* **TASK INSTRUCTIONS**
Search the entries for the word "text" and pull out each line that has it.

┄┄┄┄┄┄

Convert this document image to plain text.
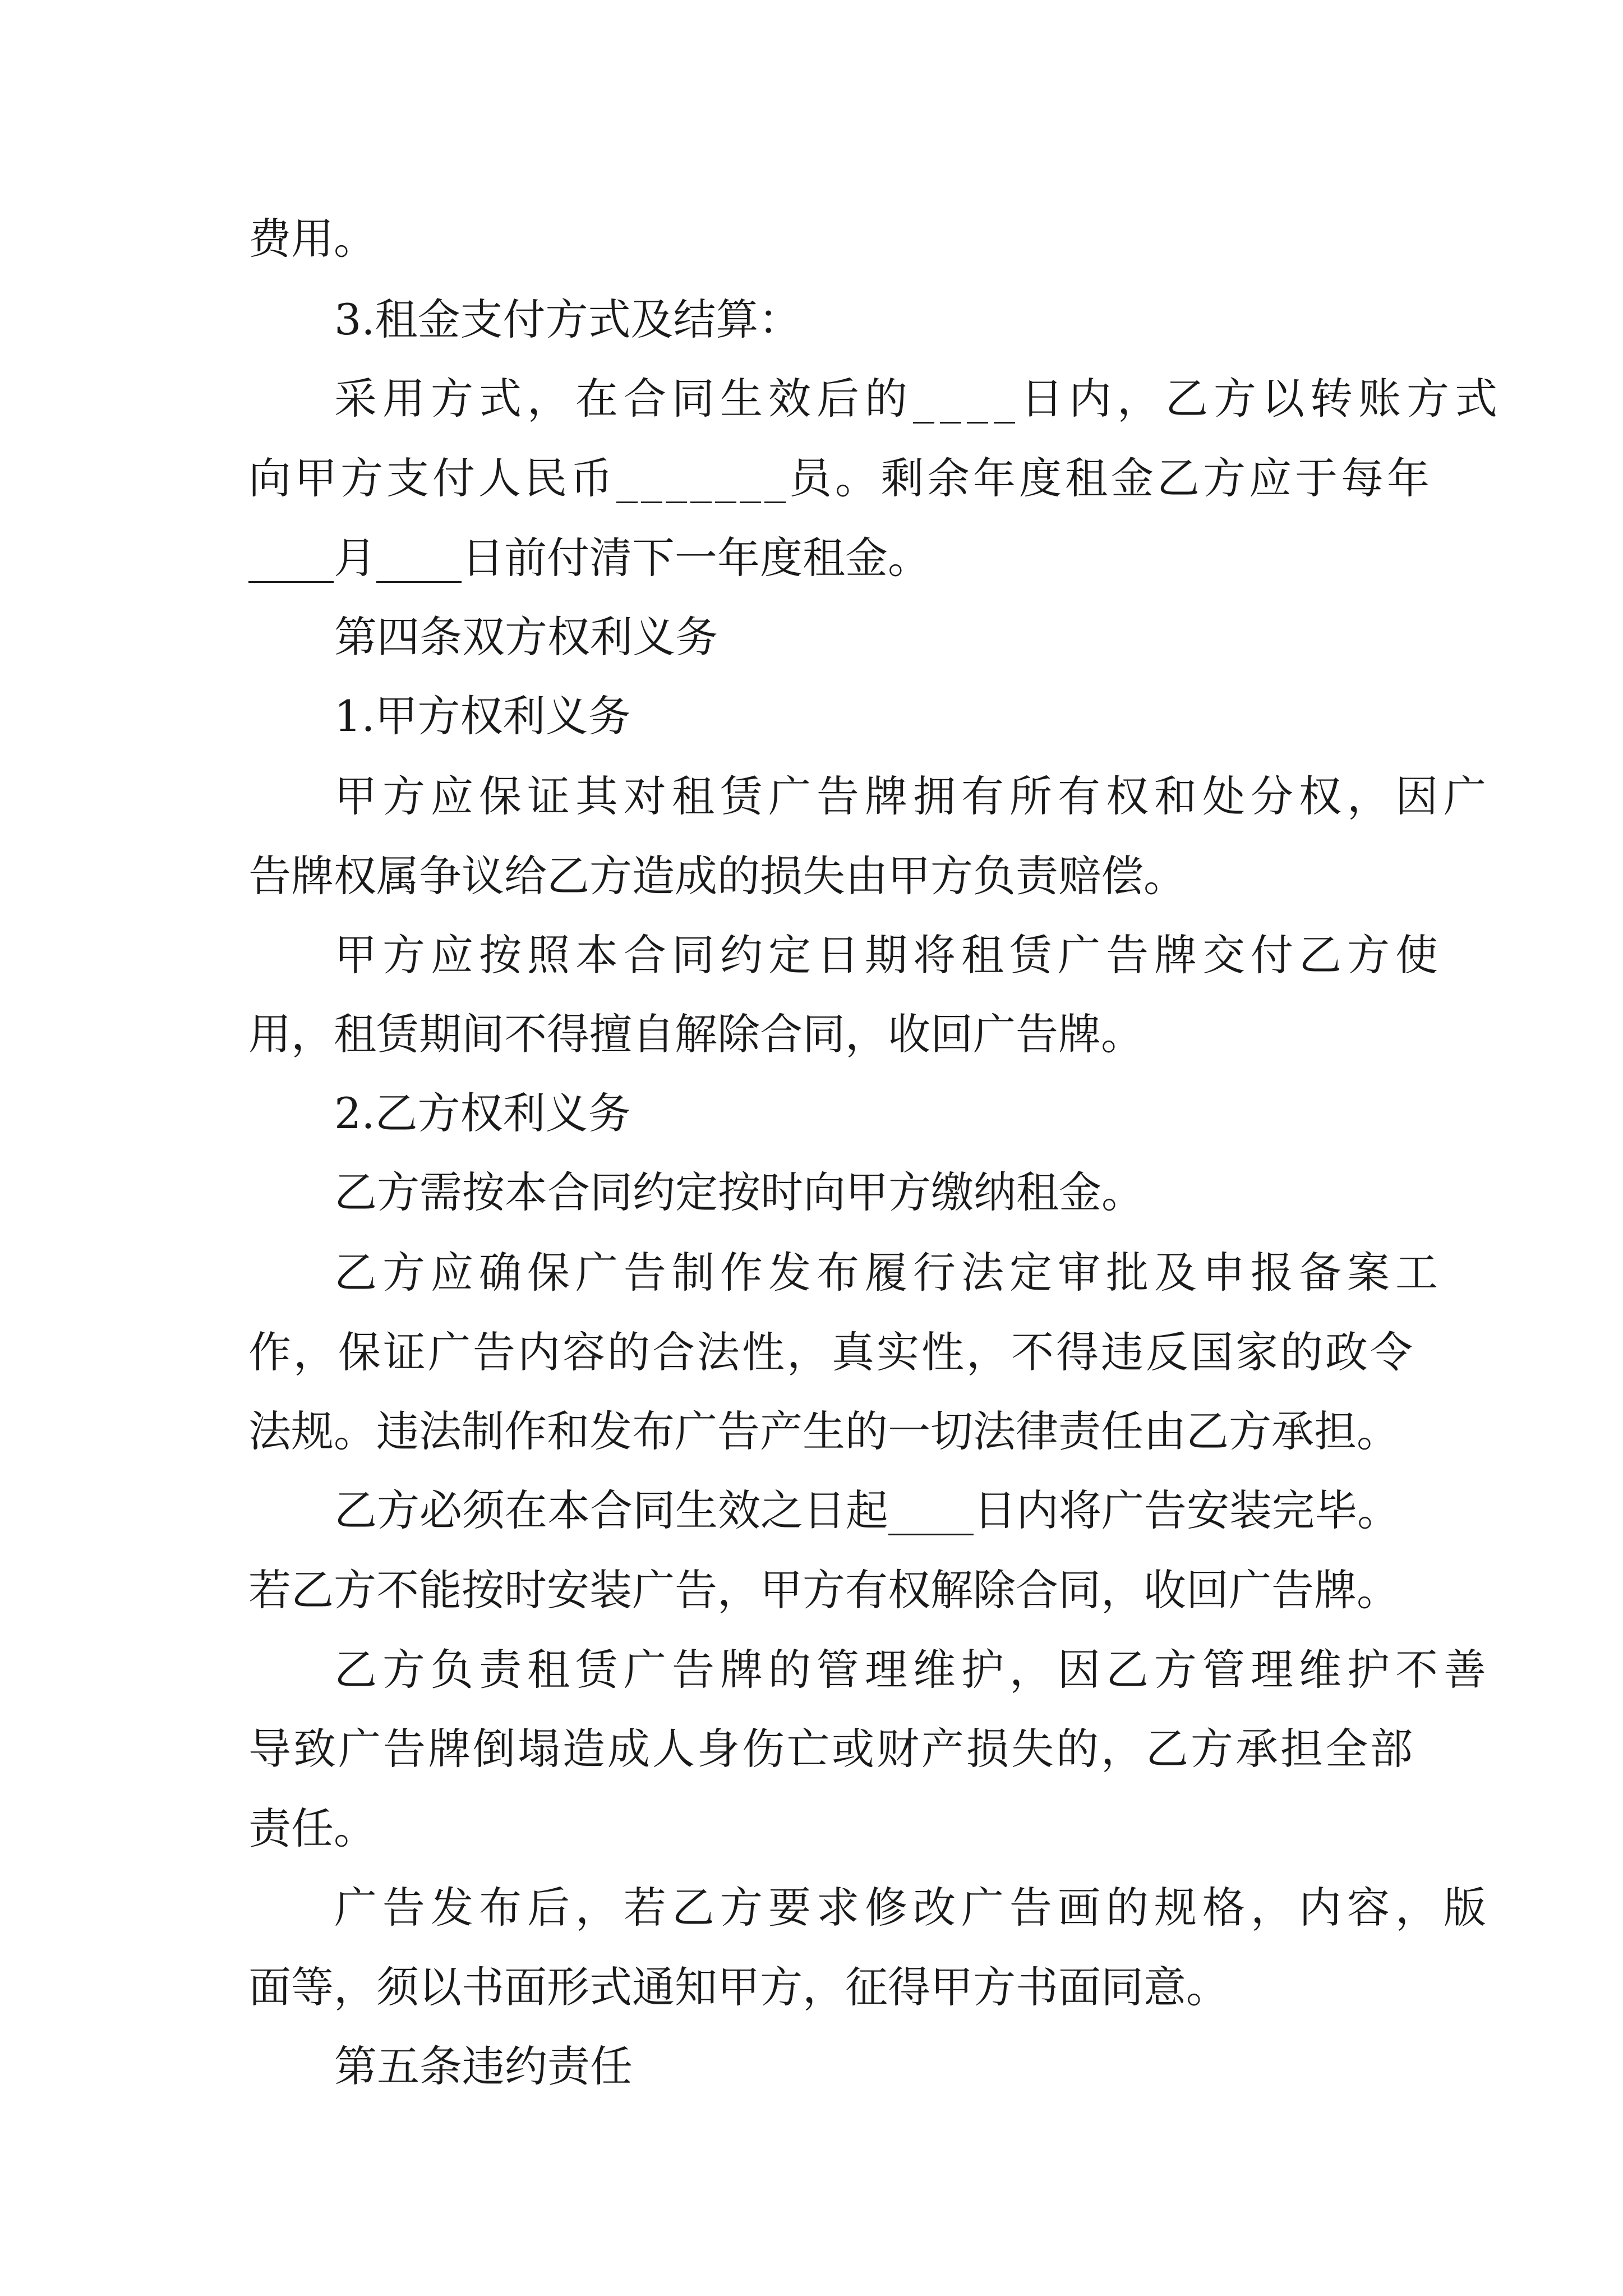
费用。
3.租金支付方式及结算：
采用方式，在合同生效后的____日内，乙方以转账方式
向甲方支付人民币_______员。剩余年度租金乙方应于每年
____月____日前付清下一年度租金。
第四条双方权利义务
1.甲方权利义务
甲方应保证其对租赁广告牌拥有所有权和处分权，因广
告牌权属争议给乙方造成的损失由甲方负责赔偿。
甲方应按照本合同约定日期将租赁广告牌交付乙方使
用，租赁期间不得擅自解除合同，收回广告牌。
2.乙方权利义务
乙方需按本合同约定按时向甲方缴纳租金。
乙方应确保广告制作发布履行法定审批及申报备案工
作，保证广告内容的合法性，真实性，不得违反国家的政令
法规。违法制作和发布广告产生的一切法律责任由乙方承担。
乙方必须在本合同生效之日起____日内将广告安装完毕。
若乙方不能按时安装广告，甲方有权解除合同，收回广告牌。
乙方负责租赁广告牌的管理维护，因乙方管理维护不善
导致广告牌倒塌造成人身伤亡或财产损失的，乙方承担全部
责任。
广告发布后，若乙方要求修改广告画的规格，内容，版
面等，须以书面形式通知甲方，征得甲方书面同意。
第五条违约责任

┄┄┄┄┄┄

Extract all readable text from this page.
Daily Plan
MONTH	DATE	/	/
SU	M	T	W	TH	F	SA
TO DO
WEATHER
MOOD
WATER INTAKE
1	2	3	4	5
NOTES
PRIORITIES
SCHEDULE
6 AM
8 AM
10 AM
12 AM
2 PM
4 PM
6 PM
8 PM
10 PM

┄┄┄┄┄┄

* **FINAL RESULT**
Convert this document image to plain text.
Extract all readable text from this page.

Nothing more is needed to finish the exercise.